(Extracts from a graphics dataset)
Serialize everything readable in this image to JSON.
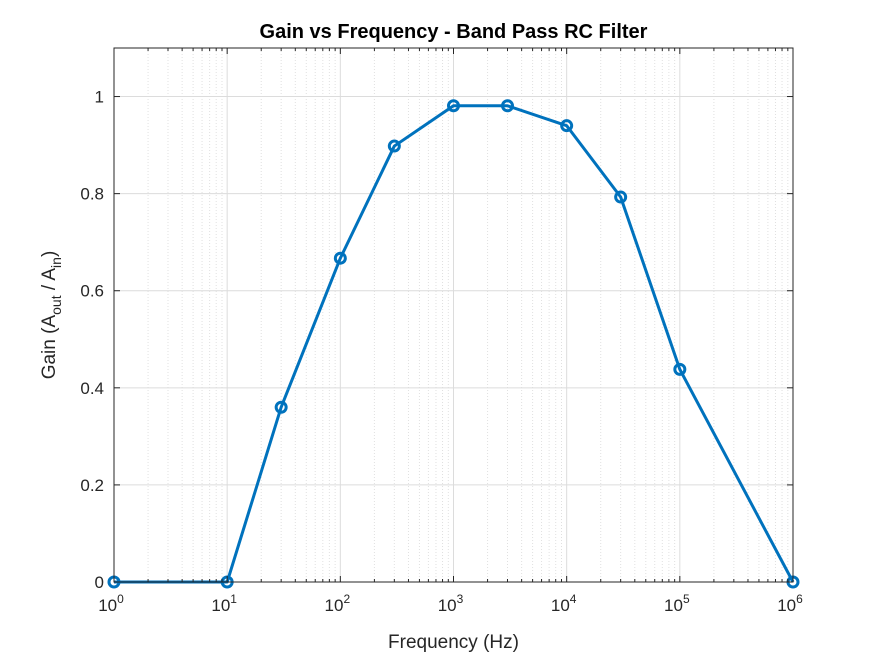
{
  "chart_data": {
    "type": "line",
    "title": "Gain vs Frequency - Band Pass RC Filter",
    "xlabel": "Frequency (Hz)",
    "ylabel": {
      "base": "Gain (A",
      "sub1": "out",
      "mid": " / A",
      "sub2": "in",
      "end": ")"
    },
    "xscale": "log",
    "xlim": [
      1,
      1000000
    ],
    "ylim": [
      0,
      1.1
    ],
    "grid": true,
    "x": [
      1,
      10,
      30,
      100,
      300,
      1000,
      3000,
      10000,
      30000,
      100000,
      1000000
    ],
    "series": [
      {
        "values": [
          0,
          0,
          0.36,
          0.667,
          0.898,
          0.981,
          0.981,
          0.94,
          0.793,
          0.438,
          0
        ],
        "color": "#0072BD",
        "marker": "circle"
      }
    ],
    "xticks": [
      {
        "value": 1,
        "base": "10",
        "exp": "0"
      },
      {
        "value": 10,
        "base": "10",
        "exp": "1"
      },
      {
        "value": 100,
        "base": "10",
        "exp": "2"
      },
      {
        "value": 1000,
        "base": "10",
        "exp": "3"
      },
      {
        "value": 10000,
        "base": "10",
        "exp": "4"
      },
      {
        "value": 100000,
        "base": "10",
        "exp": "5"
      },
      {
        "value": 1000000,
        "base": "10",
        "exp": "6"
      }
    ],
    "yticks": [
      {
        "value": 0,
        "label": "0"
      },
      {
        "value": 0.2,
        "label": "0.2"
      },
      {
        "value": 0.4,
        "label": "0.4"
      },
      {
        "value": 0.6,
        "label": "0.6"
      },
      {
        "value": 0.8,
        "label": "0.8"
      },
      {
        "value": 1,
        "label": "1"
      }
    ]
  }
}
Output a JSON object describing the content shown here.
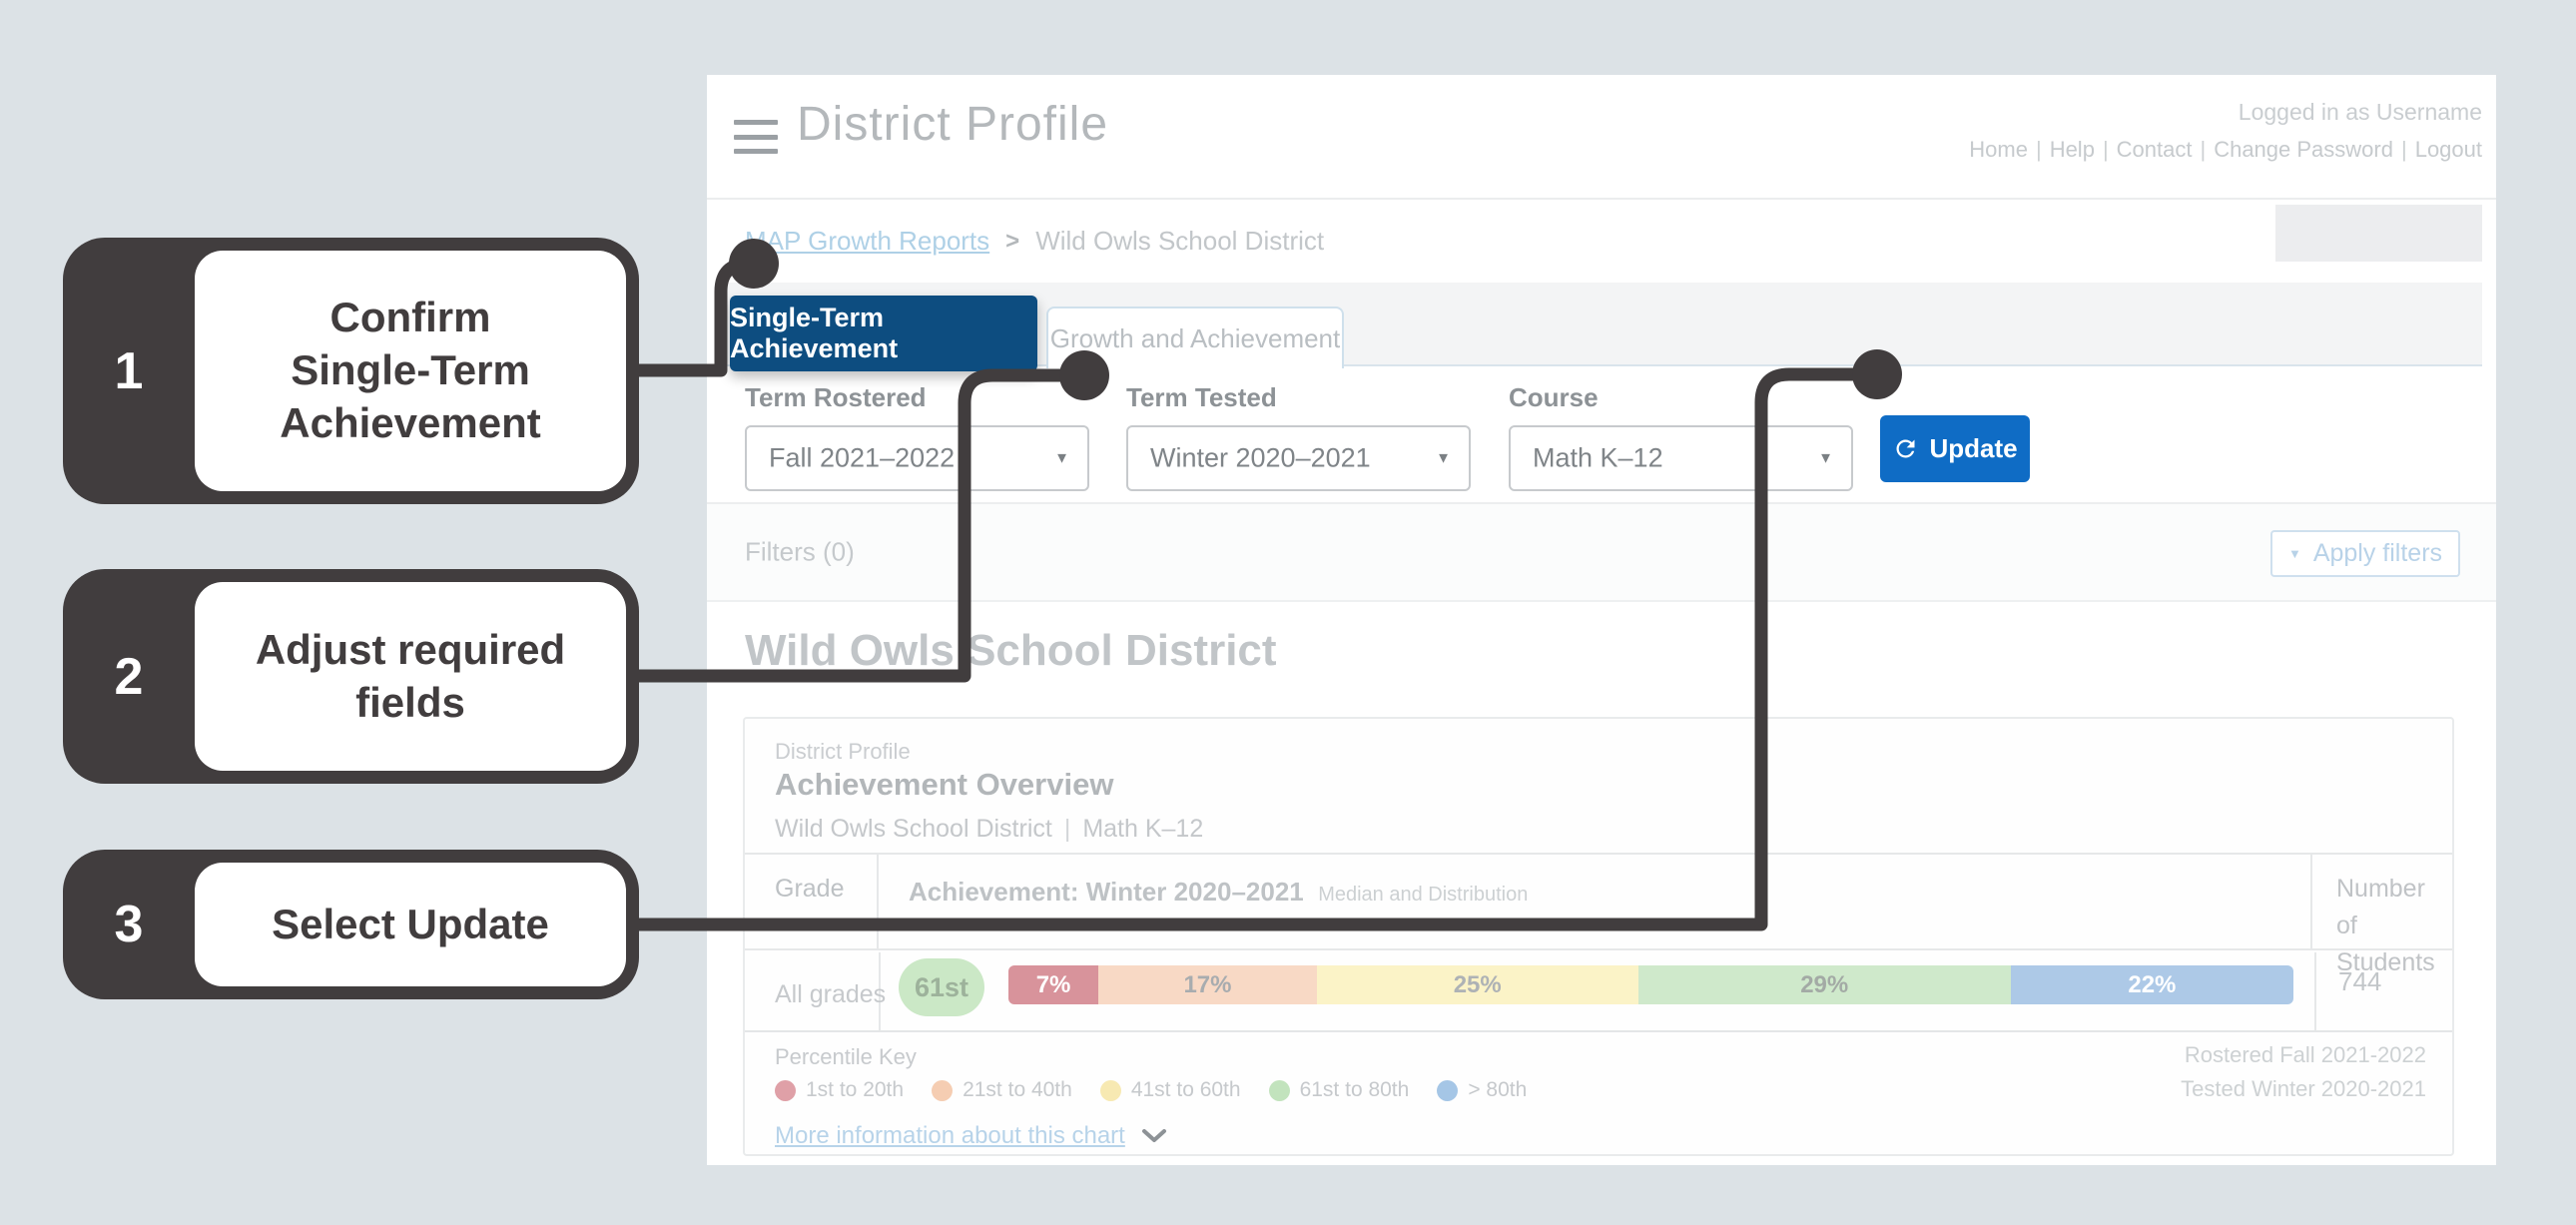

WHAT THIS TASK INVOLVES: Transcribe the full listing above exactly as it stands, minus the pictures.

FULL RESPONSE:
Serialize everything readable in this image to JSON.
{
  "chart_data": {
    "type": "line",
    "title": "Gain vs Frequency - Band Pass RC Filter",
    "xlabel": "Frequency (Hz)",
    "ylabel": {
      "base": "Gain (A",
      "sub1": "out",
      "mid": " / A",
      "sub2": "in",
      "end": ")"
    },
    "xscale": "log",
    "xlim": [
      1,
      1000000
    ],
    "ylim": [
      0,
      1.1
    ],
    "grid": true,
    "x": [
      1,
      10,
      30,
      100,
      300,
      1000,
      3000,
      10000,
      30000,
      100000,
      1000000
    ],
    "series": [
      {
        "values": [
          0,
          0,
          0.36,
          0.667,
          0.898,
          0.981,
          0.981,
          0.94,
          0.793,
          0.438,
          0
        ],
        "color": "#0072BD",
        "marker": "circle"
      }
    ],
    "xticks": [
      {
        "value": 1,
        "base": "10",
        "exp": "0"
      },
      {
        "value": 10,
        "base": "10",
        "exp": "1"
      },
      {
        "value": 100,
        "base": "10",
        "exp": "2"
      },
      {
        "value": 1000,
        "base": "10",
        "exp": "3"
      },
      {
        "value": 10000,
        "base": "10",
        "exp": "4"
      },
      {
        "value": 100000,
        "base": "10",
        "exp": "5"
      },
      {
        "value": 1000000,
        "base": "10",
        "exp": "6"
      }
    ],
    "yticks": [
      {
        "value": 0,
        "label": "0"
      },
      {
        "value": 0.2,
        "label": "0.2"
      },
      {
        "value": 0.4,
        "label": "0.4"
      },
      {
        "value": 0.6,
        "label": "0.6"
      },
      {
        "value": 0.8,
        "label": "0.8"
      },
      {
        "value": 1,
        "label": "1"
      }
    ]
  }
}
Output a JSON object describing the content shown here.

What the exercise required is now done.